### [Indicazioni e requisiti]
Per favore, ricopia identiche le righe riportate sotto, dalla prima fino a quella che contiene "- teacher-line: คุณสิชาญ: [331, 344, 368, 354]", compresa. Non aggiungere altre righe.

### [Righe salvate]
━━━━━━━━
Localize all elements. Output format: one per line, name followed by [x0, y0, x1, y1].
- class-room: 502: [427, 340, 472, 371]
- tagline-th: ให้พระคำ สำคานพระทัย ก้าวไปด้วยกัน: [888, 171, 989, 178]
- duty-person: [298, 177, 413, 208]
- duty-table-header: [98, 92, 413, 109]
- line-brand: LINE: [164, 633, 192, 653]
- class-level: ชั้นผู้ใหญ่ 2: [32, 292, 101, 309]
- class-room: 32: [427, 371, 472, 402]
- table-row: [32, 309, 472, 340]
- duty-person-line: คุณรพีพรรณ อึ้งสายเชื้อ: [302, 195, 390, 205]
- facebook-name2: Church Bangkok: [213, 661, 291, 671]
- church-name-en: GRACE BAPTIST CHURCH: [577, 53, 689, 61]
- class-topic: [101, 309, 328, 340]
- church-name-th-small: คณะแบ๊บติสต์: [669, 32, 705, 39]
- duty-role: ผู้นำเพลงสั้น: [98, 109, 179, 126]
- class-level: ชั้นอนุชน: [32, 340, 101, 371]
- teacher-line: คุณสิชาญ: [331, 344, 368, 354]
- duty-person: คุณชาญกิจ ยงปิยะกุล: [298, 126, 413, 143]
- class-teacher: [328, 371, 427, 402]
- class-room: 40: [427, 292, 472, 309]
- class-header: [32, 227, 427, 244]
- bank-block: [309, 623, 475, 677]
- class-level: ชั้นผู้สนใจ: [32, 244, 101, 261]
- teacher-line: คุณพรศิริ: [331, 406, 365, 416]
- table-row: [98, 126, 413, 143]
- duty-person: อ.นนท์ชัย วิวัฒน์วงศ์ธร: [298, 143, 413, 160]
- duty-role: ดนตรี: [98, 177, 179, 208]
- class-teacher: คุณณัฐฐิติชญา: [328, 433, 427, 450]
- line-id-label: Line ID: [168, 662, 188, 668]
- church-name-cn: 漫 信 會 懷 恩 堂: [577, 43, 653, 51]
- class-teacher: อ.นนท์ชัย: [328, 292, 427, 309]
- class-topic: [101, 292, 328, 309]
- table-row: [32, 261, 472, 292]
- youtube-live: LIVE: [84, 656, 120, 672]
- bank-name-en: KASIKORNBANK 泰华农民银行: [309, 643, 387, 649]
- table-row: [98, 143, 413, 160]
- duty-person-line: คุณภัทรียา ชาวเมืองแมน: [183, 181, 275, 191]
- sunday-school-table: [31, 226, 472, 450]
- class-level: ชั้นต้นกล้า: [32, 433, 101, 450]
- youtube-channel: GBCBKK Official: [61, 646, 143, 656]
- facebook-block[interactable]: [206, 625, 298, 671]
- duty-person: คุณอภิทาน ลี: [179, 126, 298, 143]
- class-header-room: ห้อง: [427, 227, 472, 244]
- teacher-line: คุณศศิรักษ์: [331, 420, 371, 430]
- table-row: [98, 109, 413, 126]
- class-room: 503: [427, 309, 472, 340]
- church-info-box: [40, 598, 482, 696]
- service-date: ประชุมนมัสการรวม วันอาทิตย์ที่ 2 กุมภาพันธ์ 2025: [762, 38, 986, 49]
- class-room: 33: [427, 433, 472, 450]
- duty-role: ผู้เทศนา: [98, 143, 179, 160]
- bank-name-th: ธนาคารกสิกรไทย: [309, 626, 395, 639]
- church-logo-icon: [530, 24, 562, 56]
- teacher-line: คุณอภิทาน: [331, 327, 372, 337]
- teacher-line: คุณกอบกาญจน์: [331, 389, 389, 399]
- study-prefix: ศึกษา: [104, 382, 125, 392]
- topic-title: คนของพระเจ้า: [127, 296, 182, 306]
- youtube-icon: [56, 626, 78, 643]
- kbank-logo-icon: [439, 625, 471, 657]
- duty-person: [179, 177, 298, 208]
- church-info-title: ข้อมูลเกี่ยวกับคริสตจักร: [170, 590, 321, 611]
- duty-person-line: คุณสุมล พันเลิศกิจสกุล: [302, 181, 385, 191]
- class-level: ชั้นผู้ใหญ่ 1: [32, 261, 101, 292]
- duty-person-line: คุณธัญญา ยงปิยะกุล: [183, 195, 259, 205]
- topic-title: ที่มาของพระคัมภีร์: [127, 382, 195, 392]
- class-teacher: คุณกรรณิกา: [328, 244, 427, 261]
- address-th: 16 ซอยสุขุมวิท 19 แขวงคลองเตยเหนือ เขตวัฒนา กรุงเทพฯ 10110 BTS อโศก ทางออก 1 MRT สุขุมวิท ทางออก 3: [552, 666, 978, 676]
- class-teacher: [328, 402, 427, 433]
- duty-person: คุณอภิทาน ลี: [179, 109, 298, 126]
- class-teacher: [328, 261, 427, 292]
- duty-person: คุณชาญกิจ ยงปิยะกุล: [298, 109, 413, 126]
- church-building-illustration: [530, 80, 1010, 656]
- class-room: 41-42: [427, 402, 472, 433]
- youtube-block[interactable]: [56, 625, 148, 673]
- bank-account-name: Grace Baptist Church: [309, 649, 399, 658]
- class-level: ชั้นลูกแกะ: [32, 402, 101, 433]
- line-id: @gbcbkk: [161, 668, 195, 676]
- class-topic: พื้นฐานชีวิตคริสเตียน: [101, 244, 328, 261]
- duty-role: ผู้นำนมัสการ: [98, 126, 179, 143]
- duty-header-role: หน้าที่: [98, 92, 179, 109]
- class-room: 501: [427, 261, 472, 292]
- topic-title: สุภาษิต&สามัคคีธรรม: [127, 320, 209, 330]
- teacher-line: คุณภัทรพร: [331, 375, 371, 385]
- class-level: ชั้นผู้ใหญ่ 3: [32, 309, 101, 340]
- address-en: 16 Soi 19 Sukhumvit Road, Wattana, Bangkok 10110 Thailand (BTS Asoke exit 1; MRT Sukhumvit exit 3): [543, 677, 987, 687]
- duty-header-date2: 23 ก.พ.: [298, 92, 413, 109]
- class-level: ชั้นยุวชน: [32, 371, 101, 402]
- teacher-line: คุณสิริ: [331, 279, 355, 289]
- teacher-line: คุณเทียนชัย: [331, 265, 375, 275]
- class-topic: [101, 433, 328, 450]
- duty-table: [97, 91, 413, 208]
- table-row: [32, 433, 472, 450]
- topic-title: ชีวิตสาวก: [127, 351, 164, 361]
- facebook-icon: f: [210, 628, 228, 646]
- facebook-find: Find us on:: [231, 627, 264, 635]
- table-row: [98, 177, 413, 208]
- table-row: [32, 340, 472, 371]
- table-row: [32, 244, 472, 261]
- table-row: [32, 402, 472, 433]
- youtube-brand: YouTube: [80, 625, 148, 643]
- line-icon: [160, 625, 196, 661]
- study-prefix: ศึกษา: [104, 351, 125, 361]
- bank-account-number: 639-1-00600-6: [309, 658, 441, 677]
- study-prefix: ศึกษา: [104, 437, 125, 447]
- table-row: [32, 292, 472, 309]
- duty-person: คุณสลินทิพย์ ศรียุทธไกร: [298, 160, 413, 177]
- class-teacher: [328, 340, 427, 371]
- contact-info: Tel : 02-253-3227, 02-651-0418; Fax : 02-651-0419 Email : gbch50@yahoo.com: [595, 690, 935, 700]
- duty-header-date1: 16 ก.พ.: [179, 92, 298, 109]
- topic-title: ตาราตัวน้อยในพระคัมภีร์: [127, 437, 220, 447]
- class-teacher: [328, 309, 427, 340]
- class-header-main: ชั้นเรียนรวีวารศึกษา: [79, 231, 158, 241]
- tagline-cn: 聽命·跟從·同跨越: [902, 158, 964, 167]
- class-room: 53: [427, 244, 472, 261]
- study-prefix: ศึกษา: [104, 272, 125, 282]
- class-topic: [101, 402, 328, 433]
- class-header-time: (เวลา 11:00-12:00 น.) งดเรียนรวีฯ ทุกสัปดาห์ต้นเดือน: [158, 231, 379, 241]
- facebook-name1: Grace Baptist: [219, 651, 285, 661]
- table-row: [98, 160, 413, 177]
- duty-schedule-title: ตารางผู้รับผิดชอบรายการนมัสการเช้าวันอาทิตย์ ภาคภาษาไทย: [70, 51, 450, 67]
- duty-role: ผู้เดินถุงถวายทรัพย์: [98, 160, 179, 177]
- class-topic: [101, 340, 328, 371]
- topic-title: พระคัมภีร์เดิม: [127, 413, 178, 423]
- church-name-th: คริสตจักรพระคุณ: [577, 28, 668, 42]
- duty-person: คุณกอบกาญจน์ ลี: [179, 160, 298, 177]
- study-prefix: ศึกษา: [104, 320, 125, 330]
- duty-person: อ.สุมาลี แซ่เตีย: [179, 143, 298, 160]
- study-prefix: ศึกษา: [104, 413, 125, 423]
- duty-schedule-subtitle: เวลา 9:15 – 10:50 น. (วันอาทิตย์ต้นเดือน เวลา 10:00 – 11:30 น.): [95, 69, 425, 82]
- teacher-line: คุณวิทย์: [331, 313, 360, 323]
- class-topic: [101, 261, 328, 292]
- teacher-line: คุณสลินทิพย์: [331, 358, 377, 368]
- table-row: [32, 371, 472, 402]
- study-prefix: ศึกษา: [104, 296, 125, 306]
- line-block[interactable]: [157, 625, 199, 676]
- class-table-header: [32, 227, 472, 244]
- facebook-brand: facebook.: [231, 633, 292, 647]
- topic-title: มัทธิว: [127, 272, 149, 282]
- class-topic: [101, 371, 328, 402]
━━━━━━━━
### [Esito esercizio]
Localize all elements. Output format: one per line, name followed by [x0, y0, x1, y1].
- class-room: 502: [427, 340, 472, 371]
- tagline-th: ให้พระคำ สำคานพระทัย ก้าวไปด้วยกัน: [888, 171, 989, 178]
- duty-person: [298, 177, 413, 208]
- duty-table-header: [98, 92, 413, 109]
- line-brand: LINE: [164, 633, 192, 653]
- class-level: ชั้นผู้ใหญ่ 2: [32, 292, 101, 309]
- class-room: 32: [427, 371, 472, 402]
- table-row: [32, 309, 472, 340]
- duty-person-line: คุณรพีพรรณ อึ้งสายเชื้อ: [302, 195, 390, 205]
- facebook-name2: Church Bangkok: [213, 661, 291, 671]
- church-name-en: GRACE BAPTIST CHURCH: [577, 53, 689, 61]
- class-topic: [101, 309, 328, 340]
- church-name-th-small: คณะแบ๊บติสต์: [669, 32, 705, 39]
- duty-role: ผู้นำเพลงสั้น: [98, 109, 179, 126]
- class-level: ชั้นอนุชน: [32, 340, 101, 371]
- teacher-line: คุณสิชาญ: [331, 344, 368, 354]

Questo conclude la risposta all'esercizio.